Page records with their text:
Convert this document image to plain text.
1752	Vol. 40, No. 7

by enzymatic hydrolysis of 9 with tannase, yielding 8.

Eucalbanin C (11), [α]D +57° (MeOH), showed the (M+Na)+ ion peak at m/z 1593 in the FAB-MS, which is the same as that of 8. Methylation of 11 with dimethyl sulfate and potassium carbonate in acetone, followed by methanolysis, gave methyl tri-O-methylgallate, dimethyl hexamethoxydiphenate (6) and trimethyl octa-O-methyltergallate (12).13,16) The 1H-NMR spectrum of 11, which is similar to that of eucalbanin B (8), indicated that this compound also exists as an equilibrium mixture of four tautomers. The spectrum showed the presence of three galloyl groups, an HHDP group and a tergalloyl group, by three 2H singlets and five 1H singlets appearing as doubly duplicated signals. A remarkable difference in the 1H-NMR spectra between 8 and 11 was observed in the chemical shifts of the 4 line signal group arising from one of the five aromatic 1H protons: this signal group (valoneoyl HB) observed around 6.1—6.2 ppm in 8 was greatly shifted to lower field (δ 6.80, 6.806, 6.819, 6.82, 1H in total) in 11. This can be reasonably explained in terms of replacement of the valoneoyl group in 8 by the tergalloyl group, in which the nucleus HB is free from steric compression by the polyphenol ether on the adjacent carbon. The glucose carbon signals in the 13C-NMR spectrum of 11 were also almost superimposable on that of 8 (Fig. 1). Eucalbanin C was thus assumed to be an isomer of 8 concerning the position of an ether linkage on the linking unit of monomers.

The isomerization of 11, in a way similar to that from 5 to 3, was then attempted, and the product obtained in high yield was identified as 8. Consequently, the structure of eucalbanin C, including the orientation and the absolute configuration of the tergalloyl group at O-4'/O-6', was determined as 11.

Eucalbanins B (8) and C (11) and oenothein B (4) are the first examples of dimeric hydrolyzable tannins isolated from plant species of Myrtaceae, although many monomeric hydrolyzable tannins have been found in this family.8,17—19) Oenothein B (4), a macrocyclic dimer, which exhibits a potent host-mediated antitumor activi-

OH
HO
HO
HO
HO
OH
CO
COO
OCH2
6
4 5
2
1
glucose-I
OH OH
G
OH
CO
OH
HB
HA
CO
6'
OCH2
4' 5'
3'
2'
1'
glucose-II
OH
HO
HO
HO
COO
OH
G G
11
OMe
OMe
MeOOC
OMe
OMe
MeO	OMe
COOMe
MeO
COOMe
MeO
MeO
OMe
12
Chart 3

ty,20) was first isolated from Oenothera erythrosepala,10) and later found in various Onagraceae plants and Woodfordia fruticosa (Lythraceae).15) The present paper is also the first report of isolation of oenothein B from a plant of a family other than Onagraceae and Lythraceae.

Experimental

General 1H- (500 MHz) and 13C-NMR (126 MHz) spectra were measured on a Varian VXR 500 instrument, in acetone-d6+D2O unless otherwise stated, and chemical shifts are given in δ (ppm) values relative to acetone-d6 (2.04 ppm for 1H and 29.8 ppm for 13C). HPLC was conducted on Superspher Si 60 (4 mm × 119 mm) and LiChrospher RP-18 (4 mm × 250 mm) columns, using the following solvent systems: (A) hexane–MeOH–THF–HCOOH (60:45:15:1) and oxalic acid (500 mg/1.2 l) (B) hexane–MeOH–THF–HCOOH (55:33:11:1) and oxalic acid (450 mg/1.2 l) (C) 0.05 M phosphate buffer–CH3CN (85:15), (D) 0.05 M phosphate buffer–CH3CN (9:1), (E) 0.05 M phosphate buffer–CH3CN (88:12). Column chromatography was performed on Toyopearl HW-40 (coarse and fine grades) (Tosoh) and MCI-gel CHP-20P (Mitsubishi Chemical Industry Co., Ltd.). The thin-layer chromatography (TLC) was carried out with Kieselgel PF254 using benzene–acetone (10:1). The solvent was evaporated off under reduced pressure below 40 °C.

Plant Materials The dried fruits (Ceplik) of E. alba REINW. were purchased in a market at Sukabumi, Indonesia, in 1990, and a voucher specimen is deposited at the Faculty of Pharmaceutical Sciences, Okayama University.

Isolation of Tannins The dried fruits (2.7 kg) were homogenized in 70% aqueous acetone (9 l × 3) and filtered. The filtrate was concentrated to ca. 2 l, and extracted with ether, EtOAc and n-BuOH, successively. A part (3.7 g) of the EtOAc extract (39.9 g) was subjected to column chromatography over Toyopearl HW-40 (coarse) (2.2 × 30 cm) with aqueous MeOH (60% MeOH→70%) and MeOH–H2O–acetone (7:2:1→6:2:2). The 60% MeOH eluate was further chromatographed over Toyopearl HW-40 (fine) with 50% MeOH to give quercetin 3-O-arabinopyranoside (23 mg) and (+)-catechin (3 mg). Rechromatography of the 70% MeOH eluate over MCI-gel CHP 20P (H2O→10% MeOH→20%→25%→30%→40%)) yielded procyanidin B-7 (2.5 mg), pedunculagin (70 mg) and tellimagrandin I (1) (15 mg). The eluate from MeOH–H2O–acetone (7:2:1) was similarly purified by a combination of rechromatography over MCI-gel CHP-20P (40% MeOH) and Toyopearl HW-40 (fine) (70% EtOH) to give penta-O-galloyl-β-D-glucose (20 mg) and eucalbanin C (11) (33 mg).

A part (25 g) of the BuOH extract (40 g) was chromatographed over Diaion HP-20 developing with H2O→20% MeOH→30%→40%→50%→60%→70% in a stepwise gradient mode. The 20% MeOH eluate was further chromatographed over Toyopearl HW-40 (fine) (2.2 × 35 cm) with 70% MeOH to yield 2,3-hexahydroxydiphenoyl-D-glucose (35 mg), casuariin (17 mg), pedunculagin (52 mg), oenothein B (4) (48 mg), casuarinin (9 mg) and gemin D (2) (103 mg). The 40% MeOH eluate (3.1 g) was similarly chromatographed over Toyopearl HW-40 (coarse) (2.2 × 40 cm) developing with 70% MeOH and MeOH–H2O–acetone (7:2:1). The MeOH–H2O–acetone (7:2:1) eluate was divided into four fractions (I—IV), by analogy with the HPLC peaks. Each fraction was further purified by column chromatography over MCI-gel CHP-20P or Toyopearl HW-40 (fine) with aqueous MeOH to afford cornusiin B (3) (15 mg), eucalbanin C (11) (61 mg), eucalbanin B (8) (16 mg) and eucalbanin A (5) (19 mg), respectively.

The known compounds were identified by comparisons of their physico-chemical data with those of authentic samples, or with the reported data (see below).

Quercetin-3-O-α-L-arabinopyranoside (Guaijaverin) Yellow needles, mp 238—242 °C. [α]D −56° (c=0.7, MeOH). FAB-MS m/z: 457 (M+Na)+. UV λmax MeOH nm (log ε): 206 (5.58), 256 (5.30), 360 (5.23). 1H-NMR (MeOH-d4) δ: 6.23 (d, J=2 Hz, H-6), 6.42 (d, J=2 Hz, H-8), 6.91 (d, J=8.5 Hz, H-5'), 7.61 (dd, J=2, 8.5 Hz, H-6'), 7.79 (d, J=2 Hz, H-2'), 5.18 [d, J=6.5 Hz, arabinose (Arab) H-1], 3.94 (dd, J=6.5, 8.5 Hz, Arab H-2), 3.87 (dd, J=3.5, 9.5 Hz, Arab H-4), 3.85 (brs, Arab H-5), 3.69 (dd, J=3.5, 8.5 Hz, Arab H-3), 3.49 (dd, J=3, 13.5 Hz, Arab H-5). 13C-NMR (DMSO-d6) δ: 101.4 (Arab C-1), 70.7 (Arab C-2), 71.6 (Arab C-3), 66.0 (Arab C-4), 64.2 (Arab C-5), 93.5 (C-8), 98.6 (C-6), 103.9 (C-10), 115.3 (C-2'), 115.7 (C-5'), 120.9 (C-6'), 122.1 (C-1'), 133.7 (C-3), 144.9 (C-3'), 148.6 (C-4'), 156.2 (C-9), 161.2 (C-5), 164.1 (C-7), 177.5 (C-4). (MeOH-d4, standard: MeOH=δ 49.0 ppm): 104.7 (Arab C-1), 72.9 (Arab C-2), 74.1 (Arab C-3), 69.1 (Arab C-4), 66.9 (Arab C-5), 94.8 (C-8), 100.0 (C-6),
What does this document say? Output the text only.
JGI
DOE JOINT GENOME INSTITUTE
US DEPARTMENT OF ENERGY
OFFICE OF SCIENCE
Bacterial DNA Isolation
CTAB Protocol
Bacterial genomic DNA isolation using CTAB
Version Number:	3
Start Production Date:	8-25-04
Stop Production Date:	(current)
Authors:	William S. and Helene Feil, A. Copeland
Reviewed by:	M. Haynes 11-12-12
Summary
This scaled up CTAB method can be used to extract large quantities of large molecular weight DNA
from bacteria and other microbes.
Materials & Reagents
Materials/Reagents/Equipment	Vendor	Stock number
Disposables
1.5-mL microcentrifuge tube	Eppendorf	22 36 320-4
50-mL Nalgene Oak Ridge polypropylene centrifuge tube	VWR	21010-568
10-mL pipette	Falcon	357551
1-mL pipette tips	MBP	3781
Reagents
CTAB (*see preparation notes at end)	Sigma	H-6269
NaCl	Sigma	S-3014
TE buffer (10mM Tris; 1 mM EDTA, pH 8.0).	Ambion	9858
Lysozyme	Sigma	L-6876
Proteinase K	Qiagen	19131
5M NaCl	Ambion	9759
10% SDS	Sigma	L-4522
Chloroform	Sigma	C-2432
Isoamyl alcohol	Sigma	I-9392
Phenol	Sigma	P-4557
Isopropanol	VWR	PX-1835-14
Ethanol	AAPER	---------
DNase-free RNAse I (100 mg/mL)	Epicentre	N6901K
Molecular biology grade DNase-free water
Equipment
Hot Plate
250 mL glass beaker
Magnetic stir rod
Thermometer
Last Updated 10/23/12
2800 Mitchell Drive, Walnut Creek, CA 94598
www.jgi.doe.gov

YOUR GOAL: From the line holding "What does this" down to the final line above, quote every line exactly and only those lines.

OUTPUT OF THE TASK:
What does this document say? Output the text only.
JGI
DOE JOINT GENOME INSTITUTE
US DEPARTMENT OF ENERGY
OFFICE OF SCIENCE
Bacterial DNA Isolation
CTAB Protocol
Bacterial genomic DNA isolation using CTAB
Version Number:	3
Start Production Date:	8-25-04
Stop Production Date:	(current)
Authors:	William S. and Helene Feil, A. Copeland
Reviewed by:	M. Haynes 11-12-12
Summary
This scaled up CTAB method can be used to extract large quantities of large molecular weight DNA
from bacteria and other microbes.
Materials & Reagents
Materials/Reagents/Equipment	Vendor	Stock number
Disposables
1.5-mL microcentrifuge tube	Eppendorf	22 36 320-4
50-mL Nalgene Oak Ridge polypropylene centrifuge tube	VWR	21010-568
10-mL pipette	Falcon	357551
1-mL pipette tips	MBP	3781
Reagents
CTAB (*see preparation notes at end)	Sigma	H-6269
NaCl	Sigma	S-3014
TE buffer (10mM Tris; 1 mM EDTA, pH 8.0).	Ambion	9858
Lysozyme	Sigma	L-6876
Proteinase K	Qiagen	19131
5M NaCl	Ambion	9759
10% SDS	Sigma	L-4522
Chloroform	Sigma	C-2432
Isoamyl alcohol	Sigma	I-9392
Phenol	Sigma	P-4557
Isopropanol	VWR	PX-1835-14
Ethanol	AAPER	---------
DNase-free RNAse I (100 mg/mL)	Epicentre	N6901K
Molecular biology grade DNase-free water
Equipment
Hot Plate
250 mL glass beaker
Magnetic stir rod
Thermometer
Last Updated 10/23/12
2800 Mitchell Drive, Walnut Creek, CA 94598
www.jgi.doe.gov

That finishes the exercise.